• **GIVEN PROBLEM**
Skip the pictures. Transcribe the rest of the data below without changing a word.
==============================
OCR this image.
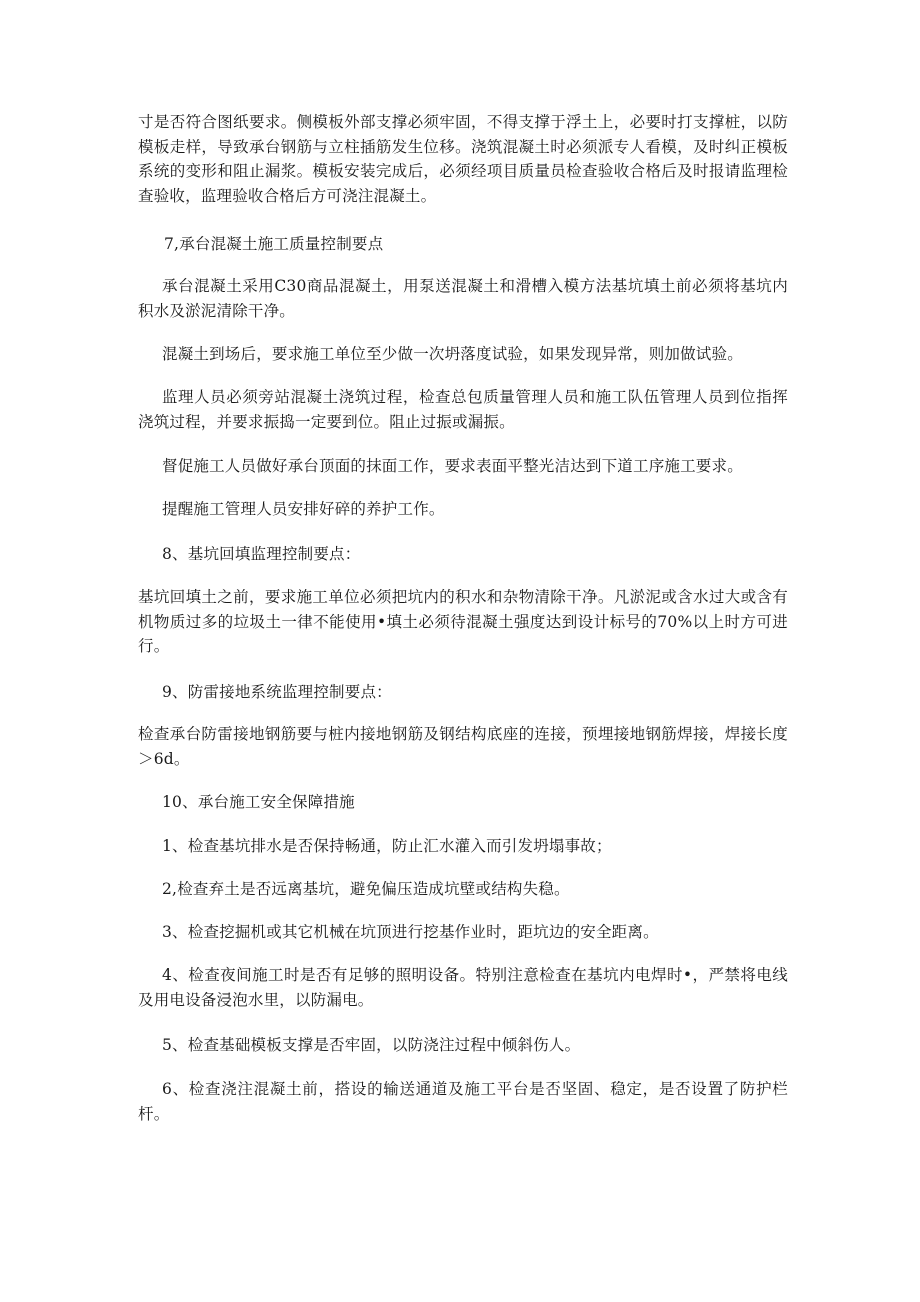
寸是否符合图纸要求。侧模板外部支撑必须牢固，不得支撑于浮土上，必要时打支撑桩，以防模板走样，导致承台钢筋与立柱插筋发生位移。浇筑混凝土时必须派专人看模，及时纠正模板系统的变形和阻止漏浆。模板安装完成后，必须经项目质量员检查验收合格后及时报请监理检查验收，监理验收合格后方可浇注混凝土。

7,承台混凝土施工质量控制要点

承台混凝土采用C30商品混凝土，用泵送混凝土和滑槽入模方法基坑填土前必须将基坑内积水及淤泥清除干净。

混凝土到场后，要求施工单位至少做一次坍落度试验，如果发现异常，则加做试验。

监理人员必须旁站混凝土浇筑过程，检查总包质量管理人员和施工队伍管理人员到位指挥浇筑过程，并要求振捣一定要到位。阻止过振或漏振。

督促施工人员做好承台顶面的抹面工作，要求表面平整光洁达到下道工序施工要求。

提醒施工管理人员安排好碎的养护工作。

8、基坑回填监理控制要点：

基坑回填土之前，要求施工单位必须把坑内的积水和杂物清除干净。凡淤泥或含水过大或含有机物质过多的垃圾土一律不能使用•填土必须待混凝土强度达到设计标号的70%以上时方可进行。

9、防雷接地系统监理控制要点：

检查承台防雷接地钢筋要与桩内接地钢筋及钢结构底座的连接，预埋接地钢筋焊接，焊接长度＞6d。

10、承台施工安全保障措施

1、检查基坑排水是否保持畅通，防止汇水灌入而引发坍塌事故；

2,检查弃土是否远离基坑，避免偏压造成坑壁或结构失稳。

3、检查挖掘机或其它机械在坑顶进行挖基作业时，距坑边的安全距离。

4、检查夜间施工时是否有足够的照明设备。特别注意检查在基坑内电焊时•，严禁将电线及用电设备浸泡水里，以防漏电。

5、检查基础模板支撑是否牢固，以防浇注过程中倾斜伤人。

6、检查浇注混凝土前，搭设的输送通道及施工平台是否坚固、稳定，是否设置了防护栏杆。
==============================
• **FINISHED ANSWER**
OCR this image.
寸是否符合图纸要求。侧模板外部支撑必须牢固，不得支撑于浮土上，必要时打支撑桩，以防模板走样，导致承台钢筋与立柱插筋发生位移。浇筑混凝土时必须派专人看模，及时纠正模板系统的变形和阻止漏浆。模板安装完成后，必须经项目质量员检查验收合格后及时报请监理检查验收，监理验收合格后方可浇注混凝土。

7,承台混凝土施工质量控制要点

承台混凝土采用C30商品混凝土，用泵送混凝土和滑槽入模方法基坑填土前必须将基坑内积水及淤泥清除干净。

混凝土到场后，要求施工单位至少做一次坍落度试验，如果发现异常，则加做试验。

监理人员必须旁站混凝土浇筑过程，检查总包质量管理人员和施工队伍管理人员到位指挥浇筑过程，并要求振捣一定要到位。阻止过振或漏振。

督促施工人员做好承台顶面的抹面工作，要求表面平整光洁达到下道工序施工要求。

提醒施工管理人员安排好碎的养护工作。

8、基坑回填监理控制要点：

基坑回填土之前，要求施工单位必须把坑内的积水和杂物清除干净。凡淤泥或含水过大或含有机物质过多的垃圾土一律不能使用•填土必须待混凝土强度达到设计标号的70%以上时方可进行。

9、防雷接地系统监理控制要点：

检查承台防雷接地钢筋要与桩内接地钢筋及钢结构底座的连接，预埋接地钢筋焊接，焊接长度＞6d。

10、承台施工安全保障措施

1、检查基坑排水是否保持畅通，防止汇水灌入而引发坍塌事故；

2,检查弃土是否远离基坑，避免偏压造成坑壁或结构失稳。

3、检查挖掘机或其它机械在坑顶进行挖基作业时，距坑边的安全距离。

4、检查夜间施工时是否有足够的照明设备。特别注意检查在基坑内电焊时•，严禁将电线及用电设备浸泡水里，以防漏电。

5、检查基础模板支撑是否牢固，以防浇注过程中倾斜伤人。

6、检查浇注混凝土前，搭设的输送通道及施工平台是否坚固、稳定，是否设置了防护栏杆。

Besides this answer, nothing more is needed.